Job: Output the material beneath exactly, leaving nothing out.
** Begin **
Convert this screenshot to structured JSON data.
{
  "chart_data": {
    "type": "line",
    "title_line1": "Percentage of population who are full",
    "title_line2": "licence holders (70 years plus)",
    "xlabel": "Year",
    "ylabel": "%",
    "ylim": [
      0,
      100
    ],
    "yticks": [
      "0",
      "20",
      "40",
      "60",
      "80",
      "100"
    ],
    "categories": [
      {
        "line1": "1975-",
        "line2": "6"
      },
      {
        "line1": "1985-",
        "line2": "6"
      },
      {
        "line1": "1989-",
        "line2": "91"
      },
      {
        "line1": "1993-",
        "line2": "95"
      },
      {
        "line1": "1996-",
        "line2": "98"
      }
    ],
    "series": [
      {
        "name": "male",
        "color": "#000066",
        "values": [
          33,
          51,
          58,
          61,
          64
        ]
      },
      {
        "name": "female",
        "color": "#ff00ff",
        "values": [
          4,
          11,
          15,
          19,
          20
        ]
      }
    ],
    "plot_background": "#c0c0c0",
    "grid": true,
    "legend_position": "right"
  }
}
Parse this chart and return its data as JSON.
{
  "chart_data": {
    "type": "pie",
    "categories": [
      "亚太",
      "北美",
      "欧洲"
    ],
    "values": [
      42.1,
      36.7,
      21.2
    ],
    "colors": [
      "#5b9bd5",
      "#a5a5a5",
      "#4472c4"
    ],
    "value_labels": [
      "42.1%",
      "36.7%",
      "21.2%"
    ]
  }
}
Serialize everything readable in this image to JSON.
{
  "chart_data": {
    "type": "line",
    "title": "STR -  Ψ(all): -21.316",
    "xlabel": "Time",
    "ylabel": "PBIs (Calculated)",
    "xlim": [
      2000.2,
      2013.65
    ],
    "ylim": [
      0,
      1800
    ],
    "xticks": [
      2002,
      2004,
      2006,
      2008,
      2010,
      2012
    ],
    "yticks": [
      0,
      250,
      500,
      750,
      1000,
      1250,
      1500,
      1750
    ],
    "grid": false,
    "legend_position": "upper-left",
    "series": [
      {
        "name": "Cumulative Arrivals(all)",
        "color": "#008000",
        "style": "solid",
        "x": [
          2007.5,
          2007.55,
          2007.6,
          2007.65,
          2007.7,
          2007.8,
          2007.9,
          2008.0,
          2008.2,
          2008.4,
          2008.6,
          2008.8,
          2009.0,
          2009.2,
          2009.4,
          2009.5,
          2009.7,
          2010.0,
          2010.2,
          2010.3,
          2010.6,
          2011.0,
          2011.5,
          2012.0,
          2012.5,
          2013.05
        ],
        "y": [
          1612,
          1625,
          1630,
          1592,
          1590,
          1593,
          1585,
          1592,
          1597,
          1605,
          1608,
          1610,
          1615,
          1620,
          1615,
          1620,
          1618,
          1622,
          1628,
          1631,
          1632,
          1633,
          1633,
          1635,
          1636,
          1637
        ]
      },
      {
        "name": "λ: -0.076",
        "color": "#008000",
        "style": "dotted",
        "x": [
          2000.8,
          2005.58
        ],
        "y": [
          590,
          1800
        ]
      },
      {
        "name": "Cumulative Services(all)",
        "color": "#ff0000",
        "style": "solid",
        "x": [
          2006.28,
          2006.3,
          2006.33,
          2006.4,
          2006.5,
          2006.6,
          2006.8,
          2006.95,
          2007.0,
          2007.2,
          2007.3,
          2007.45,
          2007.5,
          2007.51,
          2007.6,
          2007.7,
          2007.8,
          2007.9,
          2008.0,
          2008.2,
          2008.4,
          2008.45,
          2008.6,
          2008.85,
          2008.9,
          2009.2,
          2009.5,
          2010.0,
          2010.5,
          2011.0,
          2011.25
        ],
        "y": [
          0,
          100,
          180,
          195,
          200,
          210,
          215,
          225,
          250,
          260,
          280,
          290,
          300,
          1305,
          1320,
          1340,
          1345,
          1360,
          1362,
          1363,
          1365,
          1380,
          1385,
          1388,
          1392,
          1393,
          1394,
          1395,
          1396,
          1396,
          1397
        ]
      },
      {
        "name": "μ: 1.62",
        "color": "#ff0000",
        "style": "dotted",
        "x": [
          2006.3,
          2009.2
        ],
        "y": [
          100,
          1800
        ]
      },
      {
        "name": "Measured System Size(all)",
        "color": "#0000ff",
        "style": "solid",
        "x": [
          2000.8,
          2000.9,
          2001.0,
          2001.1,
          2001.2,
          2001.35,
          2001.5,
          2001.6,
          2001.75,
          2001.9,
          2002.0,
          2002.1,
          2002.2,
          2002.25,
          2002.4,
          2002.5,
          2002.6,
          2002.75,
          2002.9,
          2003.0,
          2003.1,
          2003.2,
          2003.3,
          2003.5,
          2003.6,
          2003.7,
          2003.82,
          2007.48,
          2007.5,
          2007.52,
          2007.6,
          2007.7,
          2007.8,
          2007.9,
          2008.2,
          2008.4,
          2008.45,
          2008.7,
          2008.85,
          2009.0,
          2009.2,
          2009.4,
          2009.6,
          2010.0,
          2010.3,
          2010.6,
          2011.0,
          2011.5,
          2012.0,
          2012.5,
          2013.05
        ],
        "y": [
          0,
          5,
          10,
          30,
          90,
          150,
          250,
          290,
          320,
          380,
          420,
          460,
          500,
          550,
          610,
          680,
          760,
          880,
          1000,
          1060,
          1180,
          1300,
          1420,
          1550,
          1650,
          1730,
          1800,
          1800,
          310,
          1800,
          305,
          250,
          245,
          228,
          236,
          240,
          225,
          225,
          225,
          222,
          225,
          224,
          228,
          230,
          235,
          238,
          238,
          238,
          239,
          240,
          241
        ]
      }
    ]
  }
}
** End **
Finished exercise:
Convert this screenshot to structured JSON data.
{
  "chart_data": {
    "type": "line",
    "title_line1": "Percentage of population who are full",
    "title_line2": "licence holders (70 years plus)",
    "xlabel": "Year",
    "ylabel": "%",
    "ylim": [
      0,
      100
    ],
    "yticks": [
      "0",
      "20",
      "40",
      "60",
      "80",
      "100"
    ],
    "categories": [
      {
        "line1": "1975-",
        "line2": "6"
      },
      {
        "line1": "1985-",
        "line2": "6"
      },
      {
        "line1": "1989-",
        "line2": "91"
      },
      {
        "line1": "1993-",
        "line2": "95"
      },
      {
        "line1": "1996-",
        "line2": "98"
      }
    ],
    "series": [
      {
        "name": "male",
        "color": "#000066",
        "values": [
          33,
          51,
          58,
          61,
          64
        ]
      },
      {
        "name": "female",
        "color": "#ff00ff",
        "values": [
          4,
          11,
          15,
          19,
          20
        ]
      }
    ],
    "plot_background": "#c0c0c0",
    "grid": true,
    "legend_position": "right"
  }
}
Parse this chart and return its data as JSON.
{
  "chart_data": {
    "type": "pie",
    "categories": [
      "亚太",
      "北美",
      "欧洲"
    ],
    "values": [
      42.1,
      36.7,
      21.2
    ],
    "colors": [
      "#5b9bd5",
      "#a5a5a5",
      "#4472c4"
    ],
    "value_labels": [
      "42.1%",
      "36.7%",
      "21.2%"
    ]
  }
}
Serialize everything readable in this image to JSON.
{
  "chart_data": {
    "type": "line",
    "title": "STR -  Ψ(all): -21.316",
    "xlabel": "Time",
    "ylabel": "PBIs (Calculated)",
    "xlim": [
      2000.2,
      2013.65
    ],
    "ylim": [
      0,
      1800
    ],
    "xticks": [
      2002,
      2004,
      2006,
      2008,
      2010,
      2012
    ],
    "yticks": [
      0,
      250,
      500,
      750,
      1000,
      1250,
      1500,
      1750
    ],
    "grid": false,
    "legend_position": "upper-left",
    "series": [
      {
        "name": "Cumulative Arrivals(all)",
        "color": "#008000",
        "style": "solid",
        "x": [
          2007.5,
          2007.55,
          2007.6,
          2007.65,
          2007.7,
          2007.8,
          2007.9,
          2008.0,
          2008.2,
          2008.4,
          2008.6,
          2008.8,
          2009.0,
          2009.2,
          2009.4,
          2009.5,
          2009.7,
          2010.0,
          2010.2,
          2010.3,
          2010.6,
          2011.0,
          2011.5,
          2012.0,
          2012.5,
          2013.05
        ],
        "y": [
          1612,
          1625,
          1630,
          1592,
          1590,
          1593,
          1585,
          1592,
          1597,
          1605,
          1608,
          1610,
          1615,
          1620,
          1615,
          1620,
          1618,
          1622,
          1628,
          1631,
          1632,
          1633,
          1633,
          1635,
          1636,
          1637
        ]
      },
      {
        "name": "λ: -0.076",
        "color": "#008000",
        "style": "dotted",
        "x": [
          2000.8,
          2005.58
        ],
        "y": [
          590,
          1800
        ]
      },
      {
        "name": "Cumulative Services(all)",
        "color": "#ff0000",
        "style": "solid",
        "x": [
          2006.28,
          2006.3,
          2006.33,
          2006.4,
          2006.5,
          2006.6,
          2006.8,
          2006.95,
          2007.0,
          2007.2,
          2007.3,
          2007.45,
          2007.5,
          2007.51,
          2007.6,
          2007.7,
          2007.8,
          2007.9,
          2008.0,
          2008.2,
          2008.4,
          2008.45,
          2008.6,
          2008.85,
          2008.9,
          2009.2,
          2009.5,
          2010.0,
          2010.5,
          2011.0,
          2011.25
        ],
        "y": [
          0,
          100,
          180,
          195,
          200,
          210,
          215,
          225,
          250,
          260,
          280,
          290,
          300,
          1305,
          1320,
          1340,
          1345,
          1360,
          1362,
          1363,
          1365,
          1380,
          1385,
          1388,
          1392,
          1393,
          1394,
          1395,
          1396,
          1396,
          1397
        ]
      },
      {
        "name": "μ: 1.62",
        "color": "#ff0000",
        "style": "dotted",
        "x": [
          2006.3,
          2009.2
        ],
        "y": [
          100,
          1800
        ]
      },
      {
        "name": "Measured System Size(all)",
        "color": "#0000ff",
        "style": "solid",
        "x": [
          2000.8,
          2000.9,
          2001.0,
          2001.1,
          2001.2,
          2001.35,
          2001.5,
          2001.6,
          2001.75,
          2001.9,
          2002.0,
          2002.1,
          2002.2,
          2002.25,
          2002.4,
          2002.5,
          2002.6,
          2002.75,
          2002.9,
          2003.0,
          2003.1,
          2003.2,
          2003.3,
          2003.5,
          2003.6,
          2003.7,
          2003.82,
          2007.48,
          2007.5,
          2007.52,
          2007.6,
          2007.7,
          2007.8,
          2007.9,
          2008.2,
          2008.4,
          2008.45,
          2008.7,
          2008.85,
          2009.0,
          2009.2,
          2009.4,
          2009.6,
          2010.0,
          2010.3,
          2010.6,
          2011.0,
          2011.5,
          2012.0,
          2012.5,
          2013.05
        ],
        "y": [
          0,
          5,
          10,
          30,
          90,
          150,
          250,
          290,
          320,
          380,
          420,
          460,
          500,
          550,
          610,
          680,
          760,
          880,
          1000,
          1060,
          1180,
          1300,
          1420,
          1550,
          1650,
          1730,
          1800,
          1800,
          310,
          1800,
          305,
          250,
          245,
          228,
          236,
          240,
          225,
          225,
          225,
          222,
          225,
          224,
          228,
          230,
          235,
          238,
          238,
          238,
          239,
          240,
          241
        ]
      }
    ]
  }
}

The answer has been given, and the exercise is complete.